SOURCE RECORDS
◆ ◆ ◆ ◆ ◆ ◆ ◆
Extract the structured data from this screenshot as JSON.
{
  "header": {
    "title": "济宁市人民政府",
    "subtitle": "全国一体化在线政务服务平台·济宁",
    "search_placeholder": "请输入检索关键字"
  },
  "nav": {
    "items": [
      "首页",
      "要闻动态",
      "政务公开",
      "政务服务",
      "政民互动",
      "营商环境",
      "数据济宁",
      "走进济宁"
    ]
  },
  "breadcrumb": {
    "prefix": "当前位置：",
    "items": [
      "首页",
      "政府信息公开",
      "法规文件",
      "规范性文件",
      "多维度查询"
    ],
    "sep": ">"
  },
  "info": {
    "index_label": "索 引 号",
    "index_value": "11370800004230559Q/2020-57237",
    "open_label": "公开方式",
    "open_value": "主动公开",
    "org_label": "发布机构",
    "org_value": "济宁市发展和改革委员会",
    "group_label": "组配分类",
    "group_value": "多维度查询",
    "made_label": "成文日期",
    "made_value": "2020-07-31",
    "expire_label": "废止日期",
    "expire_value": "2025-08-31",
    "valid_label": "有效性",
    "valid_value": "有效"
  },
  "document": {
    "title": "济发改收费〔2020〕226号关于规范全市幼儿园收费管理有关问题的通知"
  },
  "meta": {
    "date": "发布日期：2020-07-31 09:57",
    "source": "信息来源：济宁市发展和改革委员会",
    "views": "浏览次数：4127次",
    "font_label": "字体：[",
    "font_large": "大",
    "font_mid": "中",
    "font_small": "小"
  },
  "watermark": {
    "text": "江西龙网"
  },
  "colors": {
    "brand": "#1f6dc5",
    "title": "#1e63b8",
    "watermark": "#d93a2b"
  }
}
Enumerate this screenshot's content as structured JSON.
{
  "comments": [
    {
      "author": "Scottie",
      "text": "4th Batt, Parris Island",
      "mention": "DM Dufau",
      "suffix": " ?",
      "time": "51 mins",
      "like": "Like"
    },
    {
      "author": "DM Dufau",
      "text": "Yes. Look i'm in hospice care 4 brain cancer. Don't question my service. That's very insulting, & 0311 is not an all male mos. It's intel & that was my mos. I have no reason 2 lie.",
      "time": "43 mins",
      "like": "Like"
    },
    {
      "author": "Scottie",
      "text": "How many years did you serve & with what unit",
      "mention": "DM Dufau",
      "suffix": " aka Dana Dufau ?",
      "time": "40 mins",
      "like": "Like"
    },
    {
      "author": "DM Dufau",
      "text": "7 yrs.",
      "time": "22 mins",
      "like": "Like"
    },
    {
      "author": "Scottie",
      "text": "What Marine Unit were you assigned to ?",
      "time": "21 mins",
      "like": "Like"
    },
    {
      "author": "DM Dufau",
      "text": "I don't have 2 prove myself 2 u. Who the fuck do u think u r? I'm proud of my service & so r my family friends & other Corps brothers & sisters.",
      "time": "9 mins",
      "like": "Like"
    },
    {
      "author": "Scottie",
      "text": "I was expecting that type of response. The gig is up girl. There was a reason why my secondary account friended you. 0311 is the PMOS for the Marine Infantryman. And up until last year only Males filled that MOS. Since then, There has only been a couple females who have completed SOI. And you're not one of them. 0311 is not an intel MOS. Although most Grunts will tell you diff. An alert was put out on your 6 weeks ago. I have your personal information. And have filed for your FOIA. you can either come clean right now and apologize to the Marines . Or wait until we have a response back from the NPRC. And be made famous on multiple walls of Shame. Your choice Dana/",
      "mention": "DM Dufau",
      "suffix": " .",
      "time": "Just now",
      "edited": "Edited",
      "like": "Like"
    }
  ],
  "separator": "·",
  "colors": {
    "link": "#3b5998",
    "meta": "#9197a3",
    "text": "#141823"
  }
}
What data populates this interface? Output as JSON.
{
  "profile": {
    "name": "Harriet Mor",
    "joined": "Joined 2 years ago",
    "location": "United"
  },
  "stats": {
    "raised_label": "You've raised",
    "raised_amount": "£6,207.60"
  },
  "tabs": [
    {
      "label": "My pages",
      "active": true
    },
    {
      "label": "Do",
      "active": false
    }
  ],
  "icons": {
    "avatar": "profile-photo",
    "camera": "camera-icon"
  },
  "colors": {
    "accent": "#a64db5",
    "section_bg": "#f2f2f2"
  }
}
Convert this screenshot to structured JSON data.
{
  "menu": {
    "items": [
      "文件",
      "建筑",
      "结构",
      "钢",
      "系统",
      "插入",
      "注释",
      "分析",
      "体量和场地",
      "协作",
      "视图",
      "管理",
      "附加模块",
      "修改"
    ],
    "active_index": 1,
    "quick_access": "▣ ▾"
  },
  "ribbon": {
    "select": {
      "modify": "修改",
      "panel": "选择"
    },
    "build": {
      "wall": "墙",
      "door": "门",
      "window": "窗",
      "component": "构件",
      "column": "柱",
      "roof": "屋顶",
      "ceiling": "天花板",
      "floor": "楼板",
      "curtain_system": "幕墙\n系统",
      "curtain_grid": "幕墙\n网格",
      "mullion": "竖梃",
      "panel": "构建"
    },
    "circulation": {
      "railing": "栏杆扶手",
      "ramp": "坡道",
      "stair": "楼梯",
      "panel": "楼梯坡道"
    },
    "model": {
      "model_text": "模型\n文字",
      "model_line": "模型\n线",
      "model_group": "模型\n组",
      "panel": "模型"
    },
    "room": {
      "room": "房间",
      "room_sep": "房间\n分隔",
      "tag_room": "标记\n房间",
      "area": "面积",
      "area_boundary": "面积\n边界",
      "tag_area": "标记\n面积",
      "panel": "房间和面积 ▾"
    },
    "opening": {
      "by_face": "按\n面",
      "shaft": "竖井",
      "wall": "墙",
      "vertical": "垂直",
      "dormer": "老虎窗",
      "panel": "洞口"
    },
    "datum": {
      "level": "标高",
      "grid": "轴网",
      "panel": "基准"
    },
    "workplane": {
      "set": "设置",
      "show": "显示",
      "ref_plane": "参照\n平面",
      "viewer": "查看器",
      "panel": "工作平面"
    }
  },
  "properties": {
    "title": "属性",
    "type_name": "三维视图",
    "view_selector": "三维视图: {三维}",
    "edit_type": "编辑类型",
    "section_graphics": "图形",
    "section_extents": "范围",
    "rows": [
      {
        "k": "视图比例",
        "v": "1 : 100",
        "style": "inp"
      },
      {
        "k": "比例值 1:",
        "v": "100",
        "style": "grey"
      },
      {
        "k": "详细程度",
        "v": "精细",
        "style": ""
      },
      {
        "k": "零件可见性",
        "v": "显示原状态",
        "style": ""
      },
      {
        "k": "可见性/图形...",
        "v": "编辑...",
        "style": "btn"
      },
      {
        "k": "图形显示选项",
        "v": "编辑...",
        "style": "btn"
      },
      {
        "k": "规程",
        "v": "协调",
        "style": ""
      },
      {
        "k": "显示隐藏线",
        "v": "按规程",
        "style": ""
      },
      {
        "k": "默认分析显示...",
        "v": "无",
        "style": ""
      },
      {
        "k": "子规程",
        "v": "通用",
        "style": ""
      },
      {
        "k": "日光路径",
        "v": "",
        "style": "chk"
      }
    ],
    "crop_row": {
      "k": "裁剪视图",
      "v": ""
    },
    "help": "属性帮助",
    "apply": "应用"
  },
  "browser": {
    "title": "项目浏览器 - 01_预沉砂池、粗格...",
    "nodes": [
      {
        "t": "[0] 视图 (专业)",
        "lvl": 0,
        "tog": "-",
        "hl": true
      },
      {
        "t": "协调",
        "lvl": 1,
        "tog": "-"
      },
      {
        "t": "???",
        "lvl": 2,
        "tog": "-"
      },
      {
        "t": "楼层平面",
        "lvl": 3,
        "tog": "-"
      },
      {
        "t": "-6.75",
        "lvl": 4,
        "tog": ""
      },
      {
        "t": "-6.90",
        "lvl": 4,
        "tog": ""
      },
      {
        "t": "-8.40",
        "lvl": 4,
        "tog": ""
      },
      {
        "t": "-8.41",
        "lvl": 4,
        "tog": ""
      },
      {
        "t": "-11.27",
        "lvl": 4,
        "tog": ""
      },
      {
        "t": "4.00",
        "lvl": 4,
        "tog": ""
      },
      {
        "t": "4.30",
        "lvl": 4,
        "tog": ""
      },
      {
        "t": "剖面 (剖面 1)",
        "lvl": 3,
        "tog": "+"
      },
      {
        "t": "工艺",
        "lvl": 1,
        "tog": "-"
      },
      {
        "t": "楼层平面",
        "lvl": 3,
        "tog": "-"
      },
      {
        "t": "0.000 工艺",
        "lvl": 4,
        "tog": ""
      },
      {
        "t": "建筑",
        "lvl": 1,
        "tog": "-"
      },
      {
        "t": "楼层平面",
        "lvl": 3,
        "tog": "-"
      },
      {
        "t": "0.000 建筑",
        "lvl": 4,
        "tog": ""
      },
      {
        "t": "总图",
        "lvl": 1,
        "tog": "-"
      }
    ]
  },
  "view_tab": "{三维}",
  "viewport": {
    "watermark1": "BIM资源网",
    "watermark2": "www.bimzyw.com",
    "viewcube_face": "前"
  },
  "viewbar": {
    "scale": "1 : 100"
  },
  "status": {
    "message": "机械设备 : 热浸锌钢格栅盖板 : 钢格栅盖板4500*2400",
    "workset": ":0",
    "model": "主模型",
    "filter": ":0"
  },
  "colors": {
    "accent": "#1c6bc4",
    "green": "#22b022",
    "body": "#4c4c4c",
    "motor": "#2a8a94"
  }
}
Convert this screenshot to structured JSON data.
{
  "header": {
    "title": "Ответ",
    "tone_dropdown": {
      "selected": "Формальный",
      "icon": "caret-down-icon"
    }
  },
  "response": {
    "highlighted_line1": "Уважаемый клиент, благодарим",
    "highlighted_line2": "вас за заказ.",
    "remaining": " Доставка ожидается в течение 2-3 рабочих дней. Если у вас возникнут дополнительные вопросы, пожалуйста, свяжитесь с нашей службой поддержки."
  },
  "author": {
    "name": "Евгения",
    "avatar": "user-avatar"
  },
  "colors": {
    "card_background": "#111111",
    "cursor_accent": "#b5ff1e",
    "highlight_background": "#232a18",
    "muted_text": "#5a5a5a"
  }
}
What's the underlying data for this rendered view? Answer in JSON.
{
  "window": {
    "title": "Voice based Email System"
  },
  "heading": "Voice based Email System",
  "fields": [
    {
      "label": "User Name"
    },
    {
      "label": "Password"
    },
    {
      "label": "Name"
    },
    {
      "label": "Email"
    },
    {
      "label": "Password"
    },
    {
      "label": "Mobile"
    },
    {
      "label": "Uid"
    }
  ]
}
◆ ◆ ◆ ◆ ◆ ◆ ◆
EXERCISE AIM
State only the number of lines in these entries that contain "response".

ANSWER
2